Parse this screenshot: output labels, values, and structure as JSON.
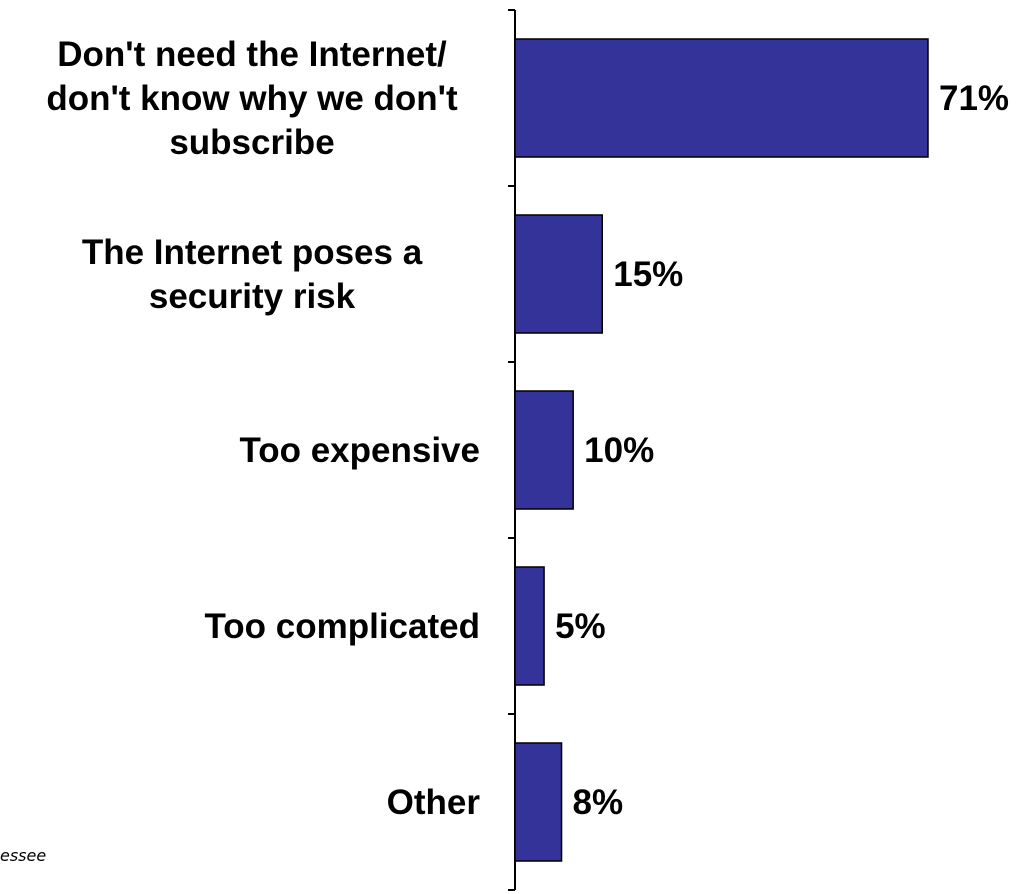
{
  "chart_data": {
    "type": "bar",
    "orientation": "horizontal",
    "categories": [
      [
        "Don't need the Internet/",
        "don't know why we don't",
        "subscribe"
      ],
      [
        "The Internet poses a",
        "security risk"
      ],
      [
        "Too expensive"
      ],
      [
        "Too complicated"
      ],
      [
        "Other"
      ]
    ],
    "values": [
      71,
      15,
      10,
      5,
      8
    ],
    "value_labels": [
      "71%",
      "15%",
      "10%",
      "5%",
      "8%"
    ],
    "xlim": [
      0,
      75
    ],
    "grid": false,
    "legend": "none",
    "bar_color": "#333399"
  },
  "footnote": "essee"
}
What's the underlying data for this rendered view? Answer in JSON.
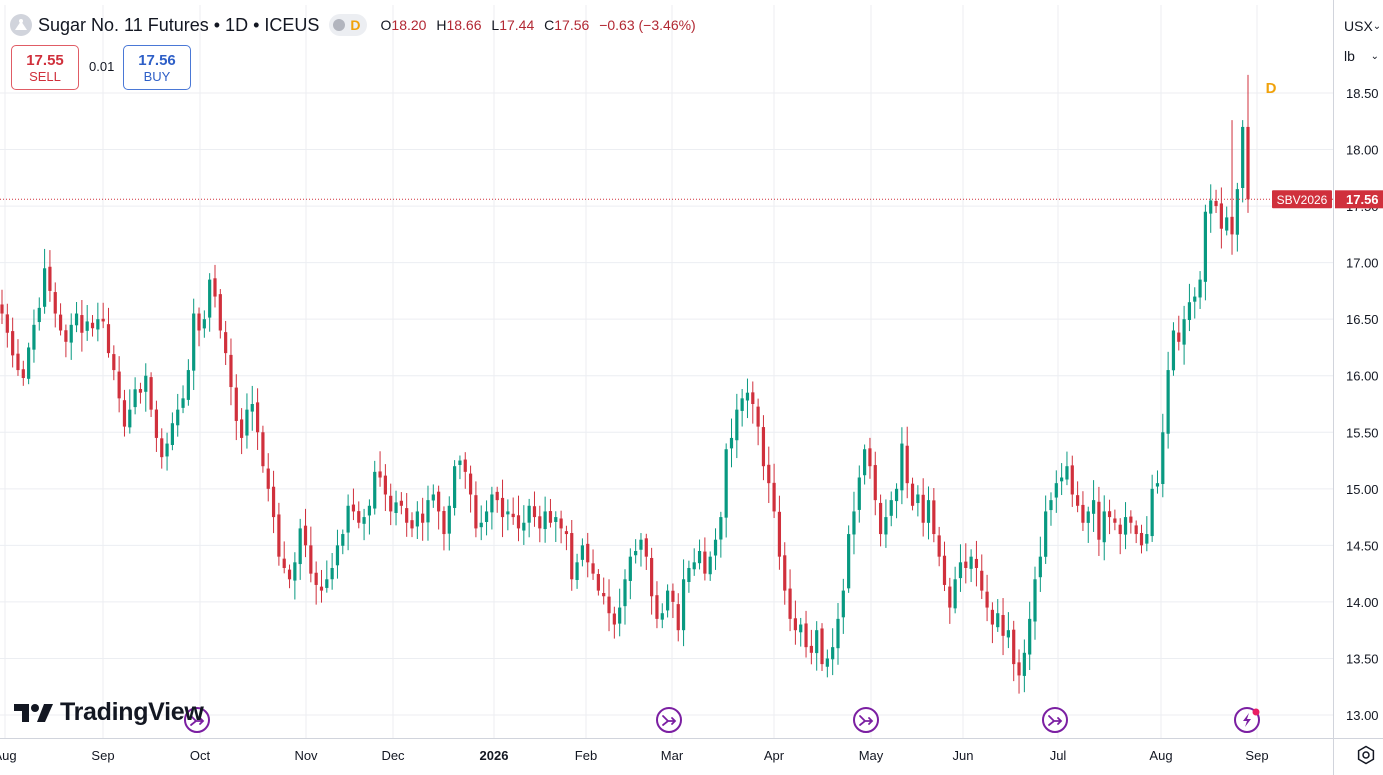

§ WHAT YOU HAVE TO DO
Working from the lines above, reproduce the material exactly and exclude its pictures.

§ CORRECT ANSWER
Parse this screenshot: output labels, values, and structure as JSON.
{
  "chart_data": {
    "type": "bar",
    "orientation": "horizontal",
    "categories": [
      [
        "Don't need the Internet/",
        "don't know why we don't",
        "subscribe"
      ],
      [
        "The Internet poses a",
        "security risk"
      ],
      [
        "Too expensive"
      ],
      [
        "Too complicated"
      ],
      [
        "Other"
      ]
    ],
    "values": [
      71,
      15,
      10,
      5,
      8
    ],
    "value_labels": [
      "71%",
      "15%",
      "10%",
      "5%",
      "8%"
    ],
    "xlim": [
      0,
      75
    ],
    "grid": false,
    "legend": "none",
    "bar_color": "#333399"
  },
  "footnote": "essee"
}
What's the underlying data for this rendered view? Answer in JSON.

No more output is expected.